═══ The records
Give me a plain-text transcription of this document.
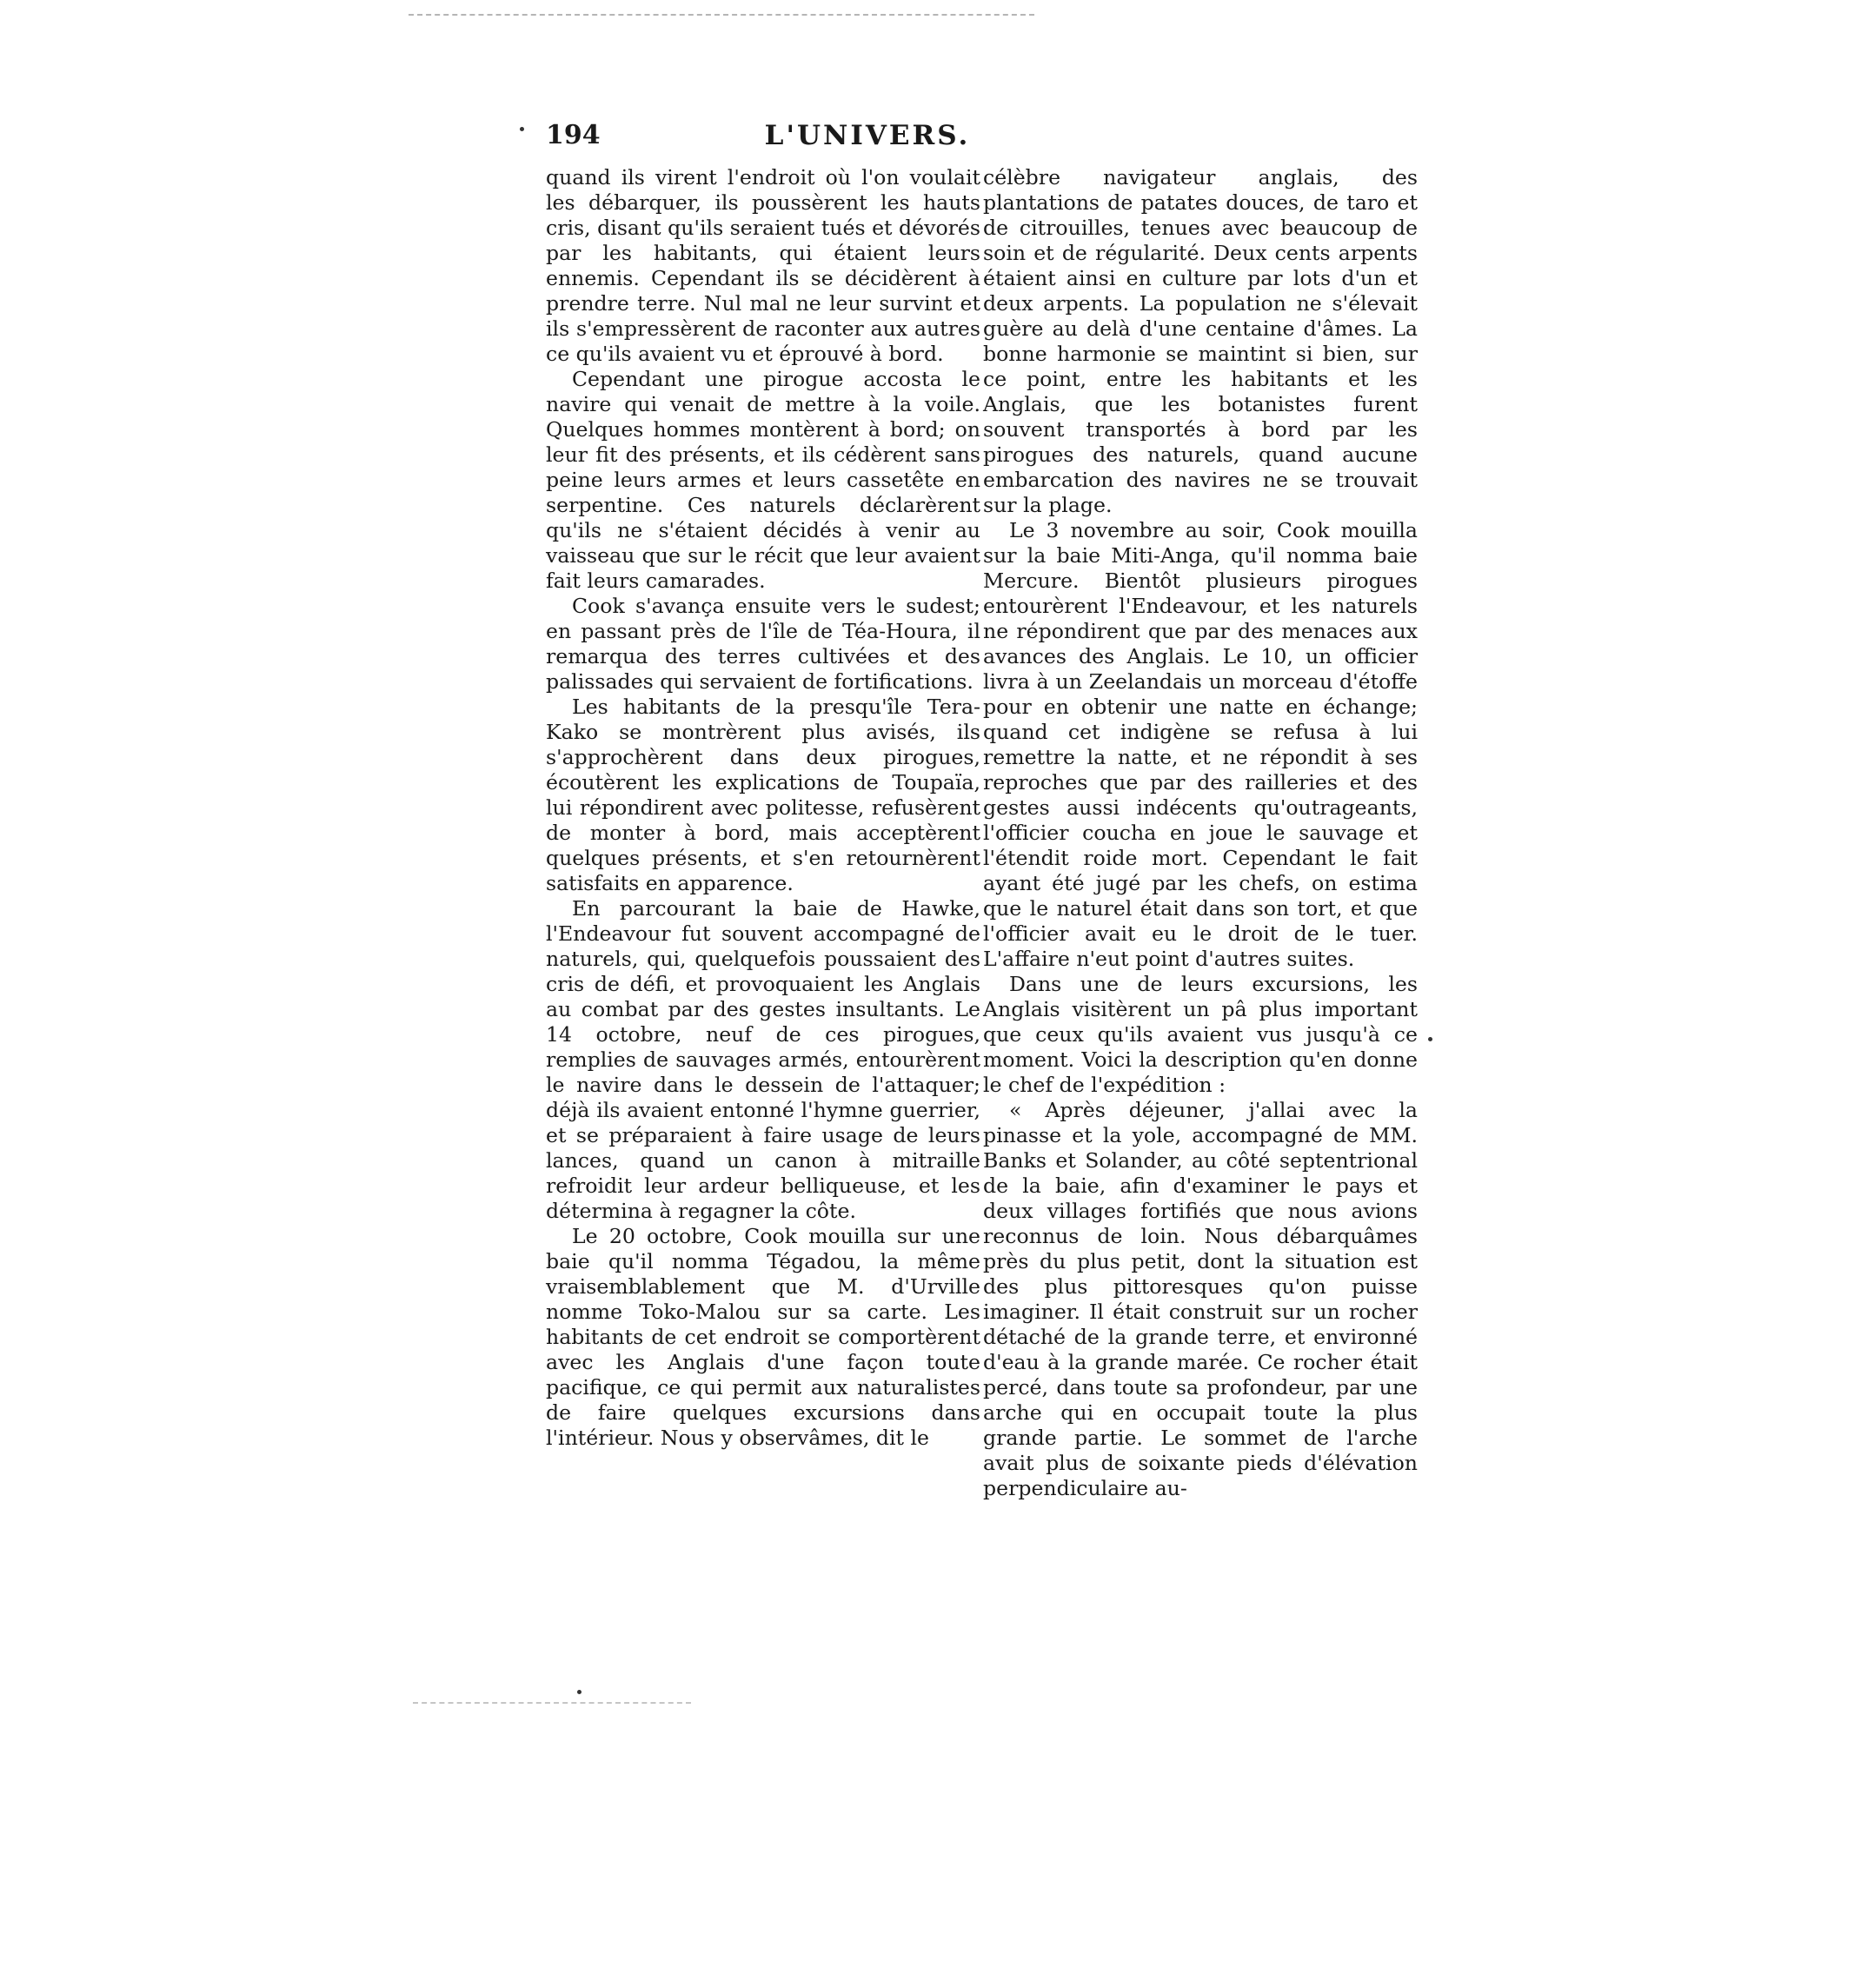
194	L'UNIVERS.

quand ils virent l'endroit où l'on voulait les débarquer, ils poussèrent les hauts cris, disant qu'ils seraient tués et dévorés par les habitants, qui étaient leurs ennemis. Cependant ils se décidèrent à prendre terre. Nul mal ne leur survint et ils s'empressèrent de raconter aux autres ce qu'ils avaient vu et éprouvé à bord.

Cependant une pirogue accosta le navire qui venait de mettre à la voile. Quelques hommes montèrent à bord; on leur fit des présents, et ils cédèrent sans peine leurs armes et leurs cassetête en serpentine. Ces naturels déclarèrent qu'ils ne s'étaient décidés à venir au vaisseau que sur le récit que leur avaient fait leurs camarades.

Cook s'avança ensuite vers le sudest; en passant près de l'île de Téa-Houra, il remarqua des terres cultivées et des palissades qui servaient de fortifications.

Les habitants de la presqu'île Tera-Kako se montrèrent plus avisés, ils s'approchèrent dans deux pirogues, écoutèrent les explications de Toupaïa, lui répondirent avec politesse, refusèrent de monter à bord, mais acceptèrent quelques présents, et s'en retournèrent satisfaits en apparence.

En parcourant la baie de Hawke, l'Endeavour fut souvent accompagné de naturels, qui, quelquefois poussaient des cris de défi, et provoquaient les Anglais au combat par des gestes insultants. Le 14 octobre, neuf de ces pirogues, remplies de sauvages armés, entourèrent le navire dans le dessein de l'attaquer; déjà ils avaient entonné l'hymne guerrier, et se préparaient à faire usage de leurs lances, quand un canon à mitraille refroidit leur ardeur belliqueuse, et les détermina à regagner la côte.

Le 20 octobre, Cook mouilla sur une baie qu'il nomma Tégadou, la même vraisemblablement que M. d'Urville nomme Toko-Malou sur sa carte. Les habitants de cet endroit se comportèrent avec les Anglais d'une façon toute pacifique, ce qui permit aux naturalistes de faire quelques excursions dans l'intérieur. Nous y observâmes, dit le

célèbre navigateur anglais, des plantations de patates douces, de taro et de citrouilles, tenues avec beaucoup de soin et de régularité. Deux cents arpents étaient ainsi en culture par lots d'un et deux arpents. La population ne s'élevait guère au delà d'une centaine d'âmes. La bonne harmonie se maintint si bien, sur ce point, entre les habitants et les Anglais, que les botanistes furent souvent transportés à bord par les pirogues des naturels, quand aucune embarcation des navires ne se trouvait sur la plage.

Le 3 novembre au soir, Cook mouilla sur la baie Miti-Anga, qu'il nomma baie Mercure. Bientôt plusieurs pirogues entourèrent l'Endeavour, et les naturels ne répondirent que par des menaces aux avances des Anglais. Le 10, un officier livra à un Zeelandais un morceau d'étoffe pour en obtenir une natte en échange; quand cet indigène se refusa à lui remettre la natte, et ne répondit à ses reproches que par des railleries et des gestes aussi indécents qu'outrageants, l'officier coucha en joue le sauvage et l'étendit roide mort. Cependant le fait ayant été jugé par les chefs, on estima que le naturel était dans son tort, et que l'officier avait eu le droit de le tuer. L'affaire n'eut point d'autres suites.

Dans une de leurs excursions, les Anglais visitèrent un pâ plus important que ceux qu'ils avaient vus jusqu'à ce moment. Voici la description qu'en donne le chef de l'expédition :

« Après déjeuner, j'allai avec la pinasse et la yole, accompagné de MM. Banks et Solander, au côté septentrional de la baie, afin d'examiner le pays et deux villages fortifiés que nous avions reconnus de loin. Nous débarquâmes près du plus petit, dont la situation est des plus pittoresques qu'on puisse imaginer. Il était construit sur un rocher détaché de la grande terre, et environné d'eau à la grande marée. Ce rocher était percé, dans toute sa profondeur, par une arche qui en occupait toute la plus grande partie. Le sommet de l'arche avait plus de soixante pieds d'élévation perpendiculaire au-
══════
◆ **What is expected**
Without including any picture, retype the entries exactly.

◆ **Response**
Give me a plain-text transcription of this document.
194	L'UNIVERS.

quand ils virent l'endroit où l'on voulait les débarquer, ils poussèrent les hauts cris, disant qu'ils seraient tués et dévorés par les habitants, qui étaient leurs ennemis. Cependant ils se décidèrent à prendre terre. Nul mal ne leur survint et ils s'empressèrent de raconter aux autres ce qu'ils avaient vu et éprouvé à bord.

Cependant une pirogue accosta le navire qui venait de mettre à la voile. Quelques hommes montèrent à bord; on leur fit des présents, et ils cédèrent sans peine leurs armes et leurs cassetête en serpentine. Ces naturels déclarèrent qu'ils ne s'étaient décidés à venir au vaisseau que sur le récit que leur avaient fait leurs camarades.

Cook s'avança ensuite vers le sudest; en passant près de l'île de Téa-Houra, il remarqua des terres cultivées et des palissades qui servaient de fortifications.

Les habitants de la presqu'île Tera-Kako se montrèrent plus avisés, ils s'approchèrent dans deux pirogues, écoutèrent les explications de Toupaïa, lui répondirent avec politesse, refusèrent de monter à bord, mais acceptèrent quelques présents, et s'en retournèrent satisfaits en apparence.

En parcourant la baie de Hawke, l'Endeavour fut souvent accompagné de naturels, qui, quelquefois poussaient des cris de défi, et provoquaient les Anglais au combat par des gestes insultants. Le 14 octobre, neuf de ces pirogues, remplies de sauvages armés, entourèrent le navire dans le dessein de l'attaquer; déjà ils avaient entonné l'hymne guerrier, et se préparaient à faire usage de leurs lances, quand un canon à mitraille refroidit leur ardeur belliqueuse, et les détermina à regagner la côte.

Le 20 octobre, Cook mouilla sur une baie qu'il nomma Tégadou, la même vraisemblablement que M. d'Urville nomme Toko-Malou sur sa carte. Les habitants de cet endroit se comportèrent avec les Anglais d'une façon toute pacifique, ce qui permit aux naturalistes de faire quelques excursions dans l'intérieur. Nous y observâmes, dit le

célèbre navigateur anglais, des plantations de patates douces, de taro et de citrouilles, tenues avec beaucoup de soin et de régularité. Deux cents arpents étaient ainsi en culture par lots d'un et deux arpents. La population ne s'élevait guère au delà d'une centaine d'âmes. La bonne harmonie se maintint si bien, sur ce point, entre les habitants et les Anglais, que les botanistes furent souvent transportés à bord par les pirogues des naturels, quand aucune embarcation des navires ne se trouvait sur la plage.

Le 3 novembre au soir, Cook mouilla sur la baie Miti-Anga, qu'il nomma baie Mercure. Bientôt plusieurs pirogues entourèrent l'Endeavour, et les naturels ne répondirent que par des menaces aux avances des Anglais. Le 10, un officier livra à un Zeelandais un morceau d'étoffe pour en obtenir une natte en échange; quand cet indigène se refusa à lui remettre la natte, et ne répondit à ses reproches que par des railleries et des gestes aussi indécents qu'outrageants, l'officier coucha en joue le sauvage et l'étendit roide mort. Cependant le fait ayant été jugé par les chefs, on estima que le naturel était dans son tort, et que l'officier avait eu le droit de le tuer. L'affaire n'eut point d'autres suites.

Dans une de leurs excursions, les Anglais visitèrent un pâ plus important que ceux qu'ils avaient vus jusqu'à ce moment. Voici la description qu'en donne le chef de l'expédition :

« Après déjeuner, j'allai avec la pinasse et la yole, accompagné de MM. Banks et Solander, au côté septentrional de la baie, afin d'examiner le pays et deux villages fortifiés que nous avions reconnus de loin. Nous débarquâmes près du plus petit, dont la situation est des plus pittoresques qu'on puisse imaginer. Il était construit sur un rocher détaché de la grande terre, et environné d'eau à la grande marée. Ce rocher était percé, dans toute sa profondeur, par une arche qui en occupait toute la plus grande partie. Le sommet de l'arche avait plus de soixante pieds d'élévation perpendiculaire au-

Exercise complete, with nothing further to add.